* _TASK PROMPT_
Quote the whole listing word for word, please.

* _EXERCISE INPUT_
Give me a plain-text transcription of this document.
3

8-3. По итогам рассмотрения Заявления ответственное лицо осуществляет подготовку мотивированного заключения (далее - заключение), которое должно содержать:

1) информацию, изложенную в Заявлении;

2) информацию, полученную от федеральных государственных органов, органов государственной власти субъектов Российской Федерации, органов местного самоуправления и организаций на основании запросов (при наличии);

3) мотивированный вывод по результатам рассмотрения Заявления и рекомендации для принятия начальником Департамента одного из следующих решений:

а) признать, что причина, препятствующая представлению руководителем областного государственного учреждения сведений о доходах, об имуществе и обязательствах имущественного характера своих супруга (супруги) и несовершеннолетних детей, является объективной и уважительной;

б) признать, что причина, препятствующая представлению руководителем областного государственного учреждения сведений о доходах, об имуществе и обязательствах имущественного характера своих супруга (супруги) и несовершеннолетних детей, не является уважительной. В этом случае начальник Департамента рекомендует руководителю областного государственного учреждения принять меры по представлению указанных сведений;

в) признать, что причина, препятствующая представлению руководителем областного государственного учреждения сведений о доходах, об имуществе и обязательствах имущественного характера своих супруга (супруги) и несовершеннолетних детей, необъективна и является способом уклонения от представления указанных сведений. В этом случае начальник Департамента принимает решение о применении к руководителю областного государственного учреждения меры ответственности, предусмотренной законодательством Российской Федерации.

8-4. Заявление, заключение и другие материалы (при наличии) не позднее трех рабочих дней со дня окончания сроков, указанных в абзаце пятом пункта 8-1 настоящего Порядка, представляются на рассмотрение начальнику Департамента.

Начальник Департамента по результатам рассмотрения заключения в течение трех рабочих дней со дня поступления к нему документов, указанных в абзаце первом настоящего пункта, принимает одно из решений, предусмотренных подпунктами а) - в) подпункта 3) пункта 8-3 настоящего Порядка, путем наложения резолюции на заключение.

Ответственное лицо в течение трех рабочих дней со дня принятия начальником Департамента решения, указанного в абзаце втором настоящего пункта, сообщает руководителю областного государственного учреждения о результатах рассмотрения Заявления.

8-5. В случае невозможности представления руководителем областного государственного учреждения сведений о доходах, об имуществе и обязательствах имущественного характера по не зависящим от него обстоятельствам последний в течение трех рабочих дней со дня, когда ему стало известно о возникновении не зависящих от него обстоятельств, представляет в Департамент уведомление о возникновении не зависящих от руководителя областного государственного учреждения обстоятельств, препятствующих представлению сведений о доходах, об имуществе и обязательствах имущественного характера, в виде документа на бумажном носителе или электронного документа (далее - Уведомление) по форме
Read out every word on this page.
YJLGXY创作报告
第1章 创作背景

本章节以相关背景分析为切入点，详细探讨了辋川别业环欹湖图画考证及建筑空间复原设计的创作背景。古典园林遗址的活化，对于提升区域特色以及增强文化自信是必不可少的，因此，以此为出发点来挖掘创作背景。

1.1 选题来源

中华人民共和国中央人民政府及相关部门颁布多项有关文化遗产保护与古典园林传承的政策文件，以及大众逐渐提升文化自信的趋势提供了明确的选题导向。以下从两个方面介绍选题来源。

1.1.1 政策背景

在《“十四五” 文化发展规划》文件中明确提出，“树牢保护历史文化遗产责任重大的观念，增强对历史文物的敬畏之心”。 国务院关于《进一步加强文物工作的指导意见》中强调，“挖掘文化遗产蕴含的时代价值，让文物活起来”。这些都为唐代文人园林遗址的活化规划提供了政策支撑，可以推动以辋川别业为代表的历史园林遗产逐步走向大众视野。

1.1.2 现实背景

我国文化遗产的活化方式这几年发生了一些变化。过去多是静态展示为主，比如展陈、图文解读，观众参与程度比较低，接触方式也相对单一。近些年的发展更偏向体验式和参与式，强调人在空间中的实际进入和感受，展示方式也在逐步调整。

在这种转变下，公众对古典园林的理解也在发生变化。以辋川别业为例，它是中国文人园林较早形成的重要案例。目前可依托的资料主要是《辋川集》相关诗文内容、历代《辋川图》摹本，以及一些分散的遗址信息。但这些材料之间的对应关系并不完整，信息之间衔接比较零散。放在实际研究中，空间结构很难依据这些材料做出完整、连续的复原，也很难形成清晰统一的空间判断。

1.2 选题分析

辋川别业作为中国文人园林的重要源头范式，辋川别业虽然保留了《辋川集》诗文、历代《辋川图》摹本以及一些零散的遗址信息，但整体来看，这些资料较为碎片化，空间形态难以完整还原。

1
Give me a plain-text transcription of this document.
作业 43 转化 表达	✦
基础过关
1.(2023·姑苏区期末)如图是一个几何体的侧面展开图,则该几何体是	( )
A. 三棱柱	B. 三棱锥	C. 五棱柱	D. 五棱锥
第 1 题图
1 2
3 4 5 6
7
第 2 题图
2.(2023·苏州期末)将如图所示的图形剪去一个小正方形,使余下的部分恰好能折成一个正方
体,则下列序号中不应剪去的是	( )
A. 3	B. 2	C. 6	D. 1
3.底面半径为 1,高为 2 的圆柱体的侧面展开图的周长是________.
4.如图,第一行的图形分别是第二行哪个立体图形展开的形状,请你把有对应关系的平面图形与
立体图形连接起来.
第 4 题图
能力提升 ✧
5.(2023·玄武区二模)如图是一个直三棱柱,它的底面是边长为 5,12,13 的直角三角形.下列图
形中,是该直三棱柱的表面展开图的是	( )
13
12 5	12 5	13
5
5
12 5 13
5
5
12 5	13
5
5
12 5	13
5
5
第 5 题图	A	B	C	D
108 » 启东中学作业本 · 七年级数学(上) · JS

* _ANSWER TO THE TASK_
Give me a plain-text transcription of this document.
3

8-3. По итогам рассмотрения Заявления ответственное лицо осуществляет подготовку мотивированного заключения (далее - заключение), которое должно содержать:

1) информацию, изложенную в Заявлении;

2) информацию, полученную от федеральных государственных органов, органов государственной власти субъектов Российской Федерации, органов местного самоуправления и организаций на основании запросов (при наличии);

3) мотивированный вывод по результатам рассмотрения Заявления и рекомендации для принятия начальником Департамента одного из следующих решений:

а) признать, что причина, препятствующая представлению руководителем областного государственного учреждения сведений о доходах, об имуществе и обязательствах имущественного характера своих супруга (супруги) и несовершеннолетних детей, является объективной и уважительной;

б) признать, что причина, препятствующая представлению руководителем областного государственного учреждения сведений о доходах, об имуществе и обязательствах имущественного характера своих супруга (супруги) и несовершеннолетних детей, не является уважительной. В этом случае начальник Департамента рекомендует руководителю областного государственного учреждения принять меры по представлению указанных сведений;

в) признать, что причина, препятствующая представлению руководителем областного государственного учреждения сведений о доходах, об имуществе и обязательствах имущественного характера своих супруга (супруги) и несовершеннолетних детей, необъективна и является способом уклонения от представления указанных сведений. В этом случае начальник Департамента принимает решение о применении к руководителю областного государственного учреждения меры ответственности, предусмотренной законодательством Российской Федерации.

8-4. Заявление, заключение и другие материалы (при наличии) не позднее трех рабочих дней со дня окончания сроков, указанных в абзаце пятом пункта 8-1 настоящего Порядка, представляются на рассмотрение начальнику Департамента.

Начальник Департамента по результатам рассмотрения заключения в течение трех рабочих дней со дня поступления к нему документов, указанных в абзаце первом настоящего пункта, принимает одно из решений, предусмотренных подпунктами а) - в) подпункта 3) пункта 8-3 настоящего Порядка, путем наложения резолюции на заключение.

Ответственное лицо в течение трех рабочих дней со дня принятия начальником Департамента решения, указанного в абзаце втором настоящего пункта, сообщает руководителю областного государственного учреждения о результатах рассмотрения Заявления.

8-5. В случае невозможности представления руководителем областного государственного учреждения сведений о доходах, об имуществе и обязательствах имущественного характера по не зависящим от него обстоятельствам последний в течение трех рабочих дней со дня, когда ему стало известно о возникновении не зависящих от него обстоятельств, представляет в Департамент уведомление о возникновении не зависящих от руководителя областного государственного учреждения обстоятельств, препятствующих представлению сведений о доходах, об имуществе и обязательствах имущественного характера, в виде документа на бумажном носителе или электронного документа (далее - Уведомление) по форме
Read out every word on this page.
YJLGXY创作报告
第1章 创作背景

本章节以相关背景分析为切入点，详细探讨了辋川别业环欹湖图画考证及建筑空间复原设计的创作背景。古典园林遗址的活化，对于提升区域特色以及增强文化自信是必不可少的，因此，以此为出发点来挖掘创作背景。

1.1 选题来源

中华人民共和国中央人民政府及相关部门颁布多项有关文化遗产保护与古典园林传承的政策文件，以及大众逐渐提升文化自信的趋势提供了明确的选题导向。以下从两个方面介绍选题来源。

1.1.1 政策背景

在《“十四五” 文化发展规划》文件中明确提出，“树牢保护历史文化遗产责任重大的观念，增强对历史文物的敬畏之心”。 国务院关于《进一步加强文物工作的指导意见》中强调，“挖掘文化遗产蕴含的时代价值，让文物活起来”。这些都为唐代文人园林遗址的活化规划提供了政策支撑，可以推动以辋川别业为代表的历史园林遗产逐步走向大众视野。

1.1.2 现实背景

我国文化遗产的活化方式这几年发生了一些变化。过去多是静态展示为主，比如展陈、图文解读，观众参与程度比较低，接触方式也相对单一。近些年的发展更偏向体验式和参与式，强调人在空间中的实际进入和感受，展示方式也在逐步调整。

在这种转变下，公众对古典园林的理解也在发生变化。以辋川别业为例，它是中国文人园林较早形成的重要案例。目前可依托的资料主要是《辋川集》相关诗文内容、历代《辋川图》摹本，以及一些分散的遗址信息。但这些材料之间的对应关系并不完整，信息之间衔接比较零散。放在实际研究中，空间结构很难依据这些材料做出完整、连续的复原，也很难形成清晰统一的空间判断。

1.2 选题分析

辋川别业作为中国文人园林的重要源头范式，辋川别业虽然保留了《辋川集》诗文、历代《辋川图》摹本以及一些零散的遗址信息，但整体来看，这些资料较为碎片化，空间形态难以完整还原。

1
Give me a plain-text transcription of this document.
作业 43 转化 表达	✦
基础过关
1.(2023·姑苏区期末)如图是一个几何体的侧面展开图,则该几何体是	( )
A. 三棱柱	B. 三棱锥	C. 五棱柱	D. 五棱锥
第 1 题图
1 2
3 4 5 6
7
第 2 题图
2.(2023·苏州期末)将如图所示的图形剪去一个小正方形,使余下的部分恰好能折成一个正方
体,则下列序号中不应剪去的是	( )
A. 3	B. 2	C. 6	D. 1
3.底面半径为 1,高为 2 的圆柱体的侧面展开图的周长是________.
4.如图,第一行的图形分别是第二行哪个立体图形展开的形状,请你把有对应关系的平面图形与
立体图形连接起来.
第 4 题图
能力提升 ✧
5.(2023·玄武区二模)如图是一个直三棱柱,它的底面是边长为 5,12,13 的直角三角形.下列图
形中,是该直三棱柱的表面展开图的是	( )
13
12 5	12 5	13
5
5
12 5 13
5
5
12 5	13
5
5
12 5	13
5
5
第 5 题图	A	B	C	D
108 » 启东中学作业本 · 七年级数学(上) · JS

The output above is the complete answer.